Extract the lines that hold the string "导线若干".
────
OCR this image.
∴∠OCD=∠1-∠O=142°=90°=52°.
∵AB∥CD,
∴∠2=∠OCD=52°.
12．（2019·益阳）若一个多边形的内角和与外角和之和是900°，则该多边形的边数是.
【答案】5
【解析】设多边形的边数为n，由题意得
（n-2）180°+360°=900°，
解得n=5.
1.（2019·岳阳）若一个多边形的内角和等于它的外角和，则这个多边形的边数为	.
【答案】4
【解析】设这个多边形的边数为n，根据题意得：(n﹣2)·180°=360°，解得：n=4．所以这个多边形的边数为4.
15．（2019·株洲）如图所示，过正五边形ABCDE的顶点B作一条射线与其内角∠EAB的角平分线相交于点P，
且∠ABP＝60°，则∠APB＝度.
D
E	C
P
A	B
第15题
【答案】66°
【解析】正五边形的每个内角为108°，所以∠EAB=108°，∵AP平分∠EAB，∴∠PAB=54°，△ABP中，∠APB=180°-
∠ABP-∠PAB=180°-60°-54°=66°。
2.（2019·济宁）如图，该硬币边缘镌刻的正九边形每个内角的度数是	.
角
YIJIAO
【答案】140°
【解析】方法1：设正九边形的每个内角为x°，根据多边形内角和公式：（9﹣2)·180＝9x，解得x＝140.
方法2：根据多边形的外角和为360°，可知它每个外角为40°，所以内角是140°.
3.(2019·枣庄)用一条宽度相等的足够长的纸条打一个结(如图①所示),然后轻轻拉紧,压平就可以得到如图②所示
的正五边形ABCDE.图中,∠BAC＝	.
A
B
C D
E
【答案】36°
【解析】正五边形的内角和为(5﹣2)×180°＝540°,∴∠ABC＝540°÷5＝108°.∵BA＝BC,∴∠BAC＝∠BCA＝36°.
────
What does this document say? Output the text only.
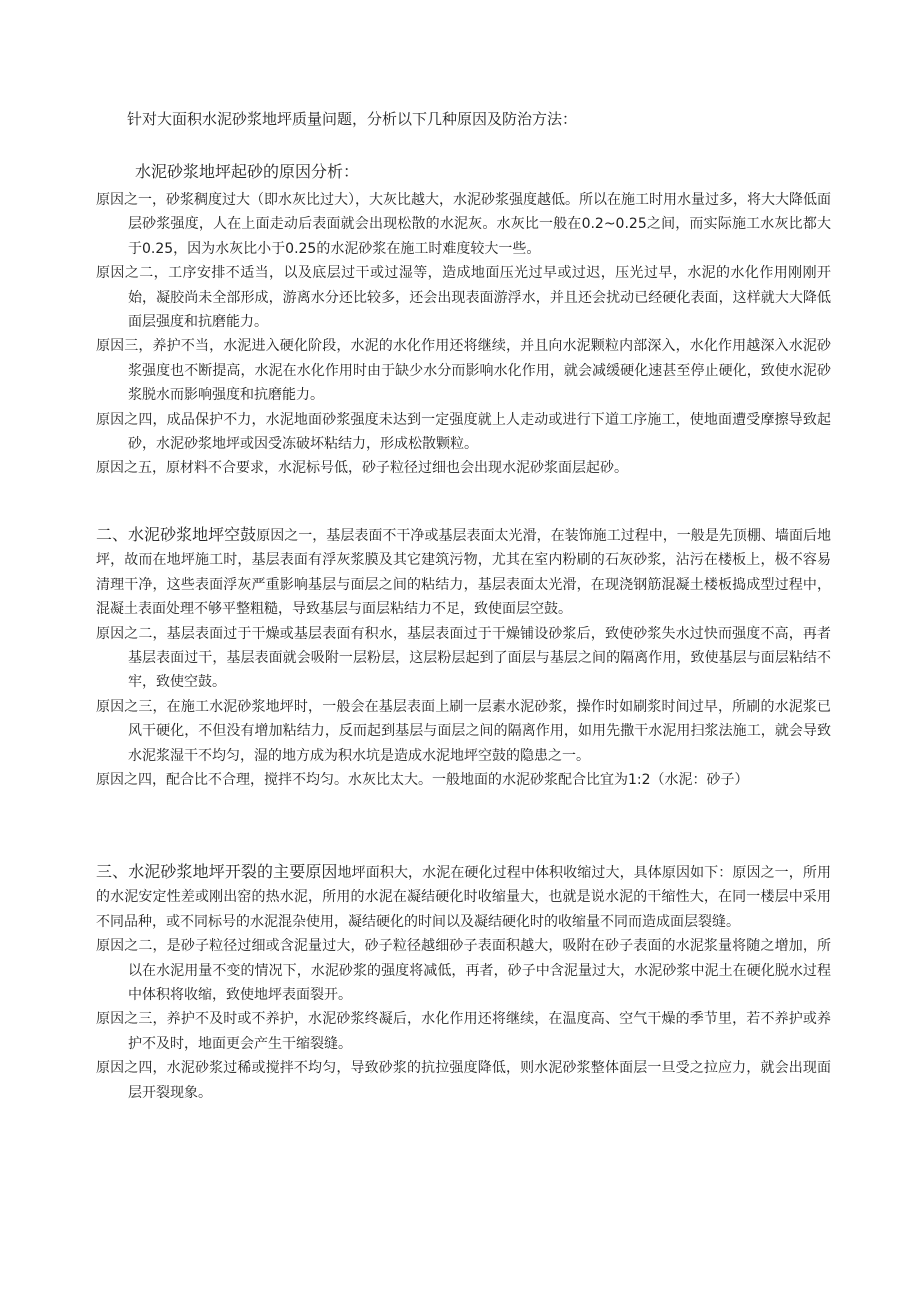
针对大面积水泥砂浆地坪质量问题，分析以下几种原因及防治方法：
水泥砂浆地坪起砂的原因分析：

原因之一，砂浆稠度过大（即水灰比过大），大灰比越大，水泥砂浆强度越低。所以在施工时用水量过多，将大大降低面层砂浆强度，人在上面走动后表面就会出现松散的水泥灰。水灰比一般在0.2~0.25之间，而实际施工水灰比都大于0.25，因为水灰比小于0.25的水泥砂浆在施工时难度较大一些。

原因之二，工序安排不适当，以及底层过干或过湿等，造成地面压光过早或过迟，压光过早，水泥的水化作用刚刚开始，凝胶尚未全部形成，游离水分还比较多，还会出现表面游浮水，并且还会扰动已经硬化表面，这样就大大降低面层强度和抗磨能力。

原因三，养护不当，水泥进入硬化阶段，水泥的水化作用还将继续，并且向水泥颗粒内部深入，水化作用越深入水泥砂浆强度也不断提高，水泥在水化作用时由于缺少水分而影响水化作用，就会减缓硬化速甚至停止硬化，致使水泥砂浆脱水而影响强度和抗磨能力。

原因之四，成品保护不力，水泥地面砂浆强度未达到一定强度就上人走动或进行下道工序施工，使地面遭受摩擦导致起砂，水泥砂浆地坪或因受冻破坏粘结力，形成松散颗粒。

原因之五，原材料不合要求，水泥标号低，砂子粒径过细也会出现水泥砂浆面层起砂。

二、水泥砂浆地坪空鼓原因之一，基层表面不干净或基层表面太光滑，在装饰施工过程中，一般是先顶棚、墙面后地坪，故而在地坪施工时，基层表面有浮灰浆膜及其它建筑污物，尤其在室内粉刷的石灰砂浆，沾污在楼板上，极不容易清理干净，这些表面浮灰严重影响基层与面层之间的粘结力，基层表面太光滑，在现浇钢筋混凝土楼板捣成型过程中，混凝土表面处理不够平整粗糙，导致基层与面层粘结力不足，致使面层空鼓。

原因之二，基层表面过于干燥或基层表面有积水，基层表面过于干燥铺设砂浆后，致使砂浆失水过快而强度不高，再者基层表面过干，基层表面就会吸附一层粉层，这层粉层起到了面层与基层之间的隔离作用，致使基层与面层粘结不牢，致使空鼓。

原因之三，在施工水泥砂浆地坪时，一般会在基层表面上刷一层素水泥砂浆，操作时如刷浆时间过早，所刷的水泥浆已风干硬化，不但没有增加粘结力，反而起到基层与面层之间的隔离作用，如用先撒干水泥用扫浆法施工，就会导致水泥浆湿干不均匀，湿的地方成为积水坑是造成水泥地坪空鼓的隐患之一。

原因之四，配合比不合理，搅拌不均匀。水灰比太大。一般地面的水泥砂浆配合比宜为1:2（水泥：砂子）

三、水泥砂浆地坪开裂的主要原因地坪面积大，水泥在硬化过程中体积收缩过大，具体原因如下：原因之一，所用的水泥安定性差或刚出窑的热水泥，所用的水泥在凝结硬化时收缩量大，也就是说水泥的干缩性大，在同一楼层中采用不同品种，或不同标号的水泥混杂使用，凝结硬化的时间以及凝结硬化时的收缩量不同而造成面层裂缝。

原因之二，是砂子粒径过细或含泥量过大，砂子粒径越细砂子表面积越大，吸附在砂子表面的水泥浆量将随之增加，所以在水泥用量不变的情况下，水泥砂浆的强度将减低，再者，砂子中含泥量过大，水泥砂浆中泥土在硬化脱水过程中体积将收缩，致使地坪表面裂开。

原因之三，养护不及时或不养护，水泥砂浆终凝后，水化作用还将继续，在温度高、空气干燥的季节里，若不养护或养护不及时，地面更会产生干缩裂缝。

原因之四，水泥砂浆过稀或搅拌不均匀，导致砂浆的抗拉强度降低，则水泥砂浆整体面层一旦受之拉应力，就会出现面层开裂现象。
────
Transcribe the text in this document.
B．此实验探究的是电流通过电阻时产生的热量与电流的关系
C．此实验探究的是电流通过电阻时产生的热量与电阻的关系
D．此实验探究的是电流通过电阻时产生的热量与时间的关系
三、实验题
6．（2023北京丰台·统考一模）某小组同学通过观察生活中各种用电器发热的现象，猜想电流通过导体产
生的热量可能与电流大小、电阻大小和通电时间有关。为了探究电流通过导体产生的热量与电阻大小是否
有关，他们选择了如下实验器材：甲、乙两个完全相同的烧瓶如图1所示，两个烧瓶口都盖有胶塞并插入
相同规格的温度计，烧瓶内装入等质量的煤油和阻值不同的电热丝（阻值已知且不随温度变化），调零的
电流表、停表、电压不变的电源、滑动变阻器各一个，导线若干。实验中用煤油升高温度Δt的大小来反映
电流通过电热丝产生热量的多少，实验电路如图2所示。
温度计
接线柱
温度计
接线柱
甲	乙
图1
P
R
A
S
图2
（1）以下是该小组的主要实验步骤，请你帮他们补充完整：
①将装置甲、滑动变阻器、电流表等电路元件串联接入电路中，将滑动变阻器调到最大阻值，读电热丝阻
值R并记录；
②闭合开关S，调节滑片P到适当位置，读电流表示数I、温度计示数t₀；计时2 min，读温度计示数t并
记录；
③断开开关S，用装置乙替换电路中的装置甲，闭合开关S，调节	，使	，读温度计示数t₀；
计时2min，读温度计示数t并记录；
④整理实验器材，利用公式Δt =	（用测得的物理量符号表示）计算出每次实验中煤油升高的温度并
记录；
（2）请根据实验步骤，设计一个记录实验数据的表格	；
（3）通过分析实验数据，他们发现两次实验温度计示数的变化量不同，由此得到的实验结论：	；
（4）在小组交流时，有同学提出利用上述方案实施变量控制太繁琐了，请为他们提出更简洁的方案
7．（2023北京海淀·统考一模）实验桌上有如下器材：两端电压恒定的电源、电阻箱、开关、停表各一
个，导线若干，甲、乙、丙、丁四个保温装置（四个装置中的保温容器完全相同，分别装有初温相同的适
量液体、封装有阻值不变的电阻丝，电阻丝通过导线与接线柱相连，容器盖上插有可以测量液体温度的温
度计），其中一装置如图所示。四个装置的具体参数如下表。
────
Response to this exercise:
电流表、停表、电压不变的电源、滑动变阻器各一个，导线若干。实验中用煤油升高温度Δt的大小来反映
个，导线若干，甲、乙、丙、丁四个保温装置（四个装置中的保温容器完全相同，分别装有初温相同的适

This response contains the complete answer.